§ **DATA SECTION**:
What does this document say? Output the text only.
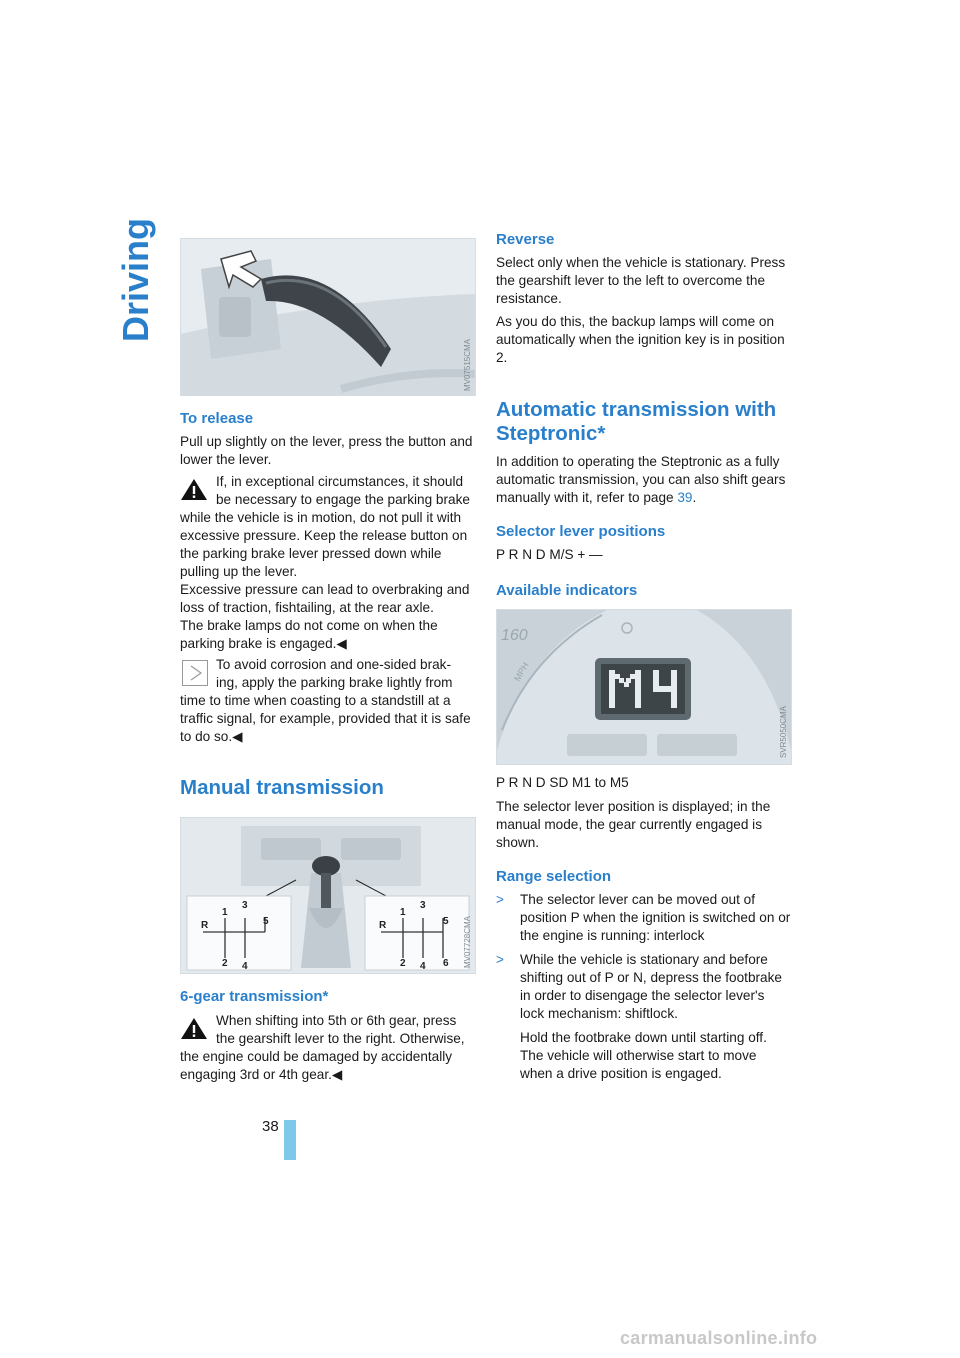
Driving
MV07515CMA
To release
Pull up slightly on the lever, press the button and lower the lever.

If, in exceptional circumstances, it should

be necessary to engage the parking brake

while the vehicle is in motion, do not pull it with

excessive pressure. Keep the release button on

the parking brake lever pressed down while

pulling up the lever.

Excessive pressure can lead to overbraking and

loss of traction, fishtailing, at the rear axle.

The brake lamps do not come on when the

parking brake is engaged.◀

To avoid corrosion and one-sided brak-

ing, apply the parking brake lightly from

time to time when coasting to a standstill at a

traffic signal, for example, provided that it is safe

to do so.◀

Manual transmission
R
1
3
5
2 4
R
1
3
5
2 4 6 MV07728CMA
6-gear transmission*

When shifting into 5th or 6th gear, press

the gearshift lever to the right. Otherwise,

the engine could be damaged by accidentally

engaging 3rd or 4th gear.◀

38
Reverse
Select only when the vehicle is stationary. Press the gearshift lever to the left to overcome the resistance.
As you do this, the backup lamps will come on automatically when the ignition key is in position 2.
Automatic transmission with
Steptronic*
In addition to operating the Steptronic as a fully automatic transmission, you can also shift gears manually with it, refer to page 39.
Selector lever positions
P R N D M/S + —
Available indicators
160
MPH
SVR5050CMA
P R N D SD M1 to M5
The selector lever position is displayed; in the manual mode, the gear currently engaged is shown.
Range selection
> The selector lever can be moved out of position P when the ignition is switched on or the engine is running: interlock
> While the vehicle is stationary and before shifting out of P or N, depress the footbrake in order to disengage the selector lever's lock mechanism: shiftlock.
Hold the footbrake down until starting off. The vehicle will otherwise start to move when a drive position is engaged.
carmanualsonline.info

§ **AIM**: Scan the material above. Return every line containing the string "with".

§ **RESPONSE FOR THIS EXERCISE**:
while the vehicle is in motion, do not pull it with
Automatic transmission with
In addition to operating the Steptronic as a fully automatic transmission, you can also shift gears manually with it, refer to page 39.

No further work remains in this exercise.